### SUPPLIED MATERIAL
━━━

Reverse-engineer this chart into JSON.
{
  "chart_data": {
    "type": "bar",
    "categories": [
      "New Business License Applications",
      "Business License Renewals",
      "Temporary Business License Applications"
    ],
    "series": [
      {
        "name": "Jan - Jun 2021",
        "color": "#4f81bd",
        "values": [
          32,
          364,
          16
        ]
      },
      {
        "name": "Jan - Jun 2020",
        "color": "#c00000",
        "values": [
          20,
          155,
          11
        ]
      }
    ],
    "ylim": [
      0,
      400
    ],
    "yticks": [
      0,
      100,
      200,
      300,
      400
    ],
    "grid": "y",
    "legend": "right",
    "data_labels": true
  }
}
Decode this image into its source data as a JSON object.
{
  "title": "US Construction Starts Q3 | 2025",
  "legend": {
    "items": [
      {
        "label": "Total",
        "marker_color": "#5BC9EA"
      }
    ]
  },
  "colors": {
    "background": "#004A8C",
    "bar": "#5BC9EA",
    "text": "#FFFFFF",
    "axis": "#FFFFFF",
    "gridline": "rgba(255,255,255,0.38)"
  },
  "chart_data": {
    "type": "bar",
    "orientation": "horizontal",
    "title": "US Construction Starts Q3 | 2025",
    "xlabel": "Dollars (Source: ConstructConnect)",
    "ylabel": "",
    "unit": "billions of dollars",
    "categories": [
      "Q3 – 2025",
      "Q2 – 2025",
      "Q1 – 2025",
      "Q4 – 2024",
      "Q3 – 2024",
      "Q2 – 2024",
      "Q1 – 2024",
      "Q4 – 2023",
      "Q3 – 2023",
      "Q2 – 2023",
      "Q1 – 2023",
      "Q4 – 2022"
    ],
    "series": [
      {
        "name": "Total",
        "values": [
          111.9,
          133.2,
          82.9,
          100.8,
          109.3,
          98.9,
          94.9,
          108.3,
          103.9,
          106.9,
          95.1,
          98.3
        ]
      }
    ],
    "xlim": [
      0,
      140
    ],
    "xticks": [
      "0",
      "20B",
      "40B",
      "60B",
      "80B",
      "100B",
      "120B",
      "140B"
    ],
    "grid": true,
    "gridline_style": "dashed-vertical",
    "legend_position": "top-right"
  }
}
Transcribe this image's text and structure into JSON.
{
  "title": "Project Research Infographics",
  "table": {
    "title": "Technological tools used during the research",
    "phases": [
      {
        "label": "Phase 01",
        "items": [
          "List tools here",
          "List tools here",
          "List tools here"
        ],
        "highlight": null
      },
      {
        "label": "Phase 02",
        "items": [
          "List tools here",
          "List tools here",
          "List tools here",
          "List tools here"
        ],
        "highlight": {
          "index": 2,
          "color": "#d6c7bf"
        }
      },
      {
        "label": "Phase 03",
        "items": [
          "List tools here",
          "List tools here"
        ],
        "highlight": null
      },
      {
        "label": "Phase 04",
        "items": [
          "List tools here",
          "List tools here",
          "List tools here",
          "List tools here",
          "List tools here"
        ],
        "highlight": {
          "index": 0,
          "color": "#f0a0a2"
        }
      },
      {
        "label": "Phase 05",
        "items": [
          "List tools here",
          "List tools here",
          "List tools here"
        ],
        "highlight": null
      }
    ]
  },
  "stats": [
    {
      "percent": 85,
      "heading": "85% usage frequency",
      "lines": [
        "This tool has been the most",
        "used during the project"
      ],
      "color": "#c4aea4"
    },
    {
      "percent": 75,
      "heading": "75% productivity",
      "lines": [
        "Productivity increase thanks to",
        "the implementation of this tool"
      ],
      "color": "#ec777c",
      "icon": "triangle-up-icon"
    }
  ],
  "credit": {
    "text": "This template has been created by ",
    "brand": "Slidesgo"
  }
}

━━━

### DIRECTION
Take the entries above and transcribe them in full.

### EXERCISE RESPONSE
Reverse-engineer this chart into JSON.
{
  "chart_data": {
    "type": "bar",
    "categories": [
      "New Business License Applications",
      "Business License Renewals",
      "Temporary Business License Applications"
    ],
    "series": [
      {
        "name": "Jan - Jun 2021",
        "color": "#4f81bd",
        "values": [
          32,
          364,
          16
        ]
      },
      {
        "name": "Jan - Jun 2020",
        "color": "#c00000",
        "values": [
          20,
          155,
          11
        ]
      }
    ],
    "ylim": [
      0,
      400
    ],
    "yticks": [
      0,
      100,
      200,
      300,
      400
    ],
    "grid": "y",
    "legend": "right",
    "data_labels": true
  }
}
Decode this image into its source data as a JSON object.
{
  "title": "US Construction Starts Q3 | 2025",
  "legend": {
    "items": [
      {
        "label": "Total",
        "marker_color": "#5BC9EA"
      }
    ]
  },
  "colors": {
    "background": "#004A8C",
    "bar": "#5BC9EA",
    "text": "#FFFFFF",
    "axis": "#FFFFFF",
    "gridline": "rgba(255,255,255,0.38)"
  },
  "chart_data": {
    "type": "bar",
    "orientation": "horizontal",
    "title": "US Construction Starts Q3 | 2025",
    "xlabel": "Dollars (Source: ConstructConnect)",
    "ylabel": "",
    "unit": "billions of dollars",
    "categories": [
      "Q3 – 2025",
      "Q2 – 2025",
      "Q1 – 2025",
      "Q4 – 2024",
      "Q3 – 2024",
      "Q2 – 2024",
      "Q1 – 2024",
      "Q4 – 2023",
      "Q3 – 2023",
      "Q2 – 2023",
      "Q1 – 2023",
      "Q4 – 2022"
    ],
    "series": [
      {
        "name": "Total",
        "values": [
          111.9,
          133.2,
          82.9,
          100.8,
          109.3,
          98.9,
          94.9,
          108.3,
          103.9,
          106.9,
          95.1,
          98.3
        ]
      }
    ],
    "xlim": [
      0,
      140
    ],
    "xticks": [
      "0",
      "20B",
      "40B",
      "60B",
      "80B",
      "100B",
      "120B",
      "140B"
    ],
    "grid": true,
    "gridline_style": "dashed-vertical",
    "legend_position": "top-right"
  }
}
Transcribe this image's text and structure into JSON.
{
  "title": "Project Research Infographics",
  "table": {
    "title": "Technological tools used during the research",
    "phases": [
      {
        "label": "Phase 01",
        "items": [
          "List tools here",
          "List tools here",
          "List tools here"
        ],
        "highlight": null
      },
      {
        "label": "Phase 02",
        "items": [
          "List tools here",
          "List tools here",
          "List tools here",
          "List tools here"
        ],
        "highlight": {
          "index": 2,
          "color": "#d6c7bf"
        }
      },
      {
        "label": "Phase 03",
        "items": [
          "List tools here",
          "List tools here"
        ],
        "highlight": null
      },
      {
        "label": "Phase 04",
        "items": [
          "List tools here",
          "List tools here",
          "List tools here",
          "List tools here",
          "List tools here"
        ],
        "highlight": {
          "index": 0,
          "color": "#f0a0a2"
        }
      },
      {
        "label": "Phase 05",
        "items": [
          "List tools here",
          "List tools here",
          "List tools here"
        ],
        "highlight": null
      }
    ]
  },
  "stats": [
    {
      "percent": 85,
      "heading": "85% usage frequency",
      "lines": [
        "This tool has been the most",
        "used during the project"
      ],
      "color": "#c4aea4"
    },
    {
      "percent": 75,
      "heading": "75% productivity",
      "lines": [
        "Productivity increase thanks to",
        "the implementation of this tool"
      ],
      "color": "#ec777c",
      "icon": "triangle-up-icon"
    }
  ],
  "credit": {
    "text": "This template has been created by ",
    "brand": "Slidesgo"
  }
}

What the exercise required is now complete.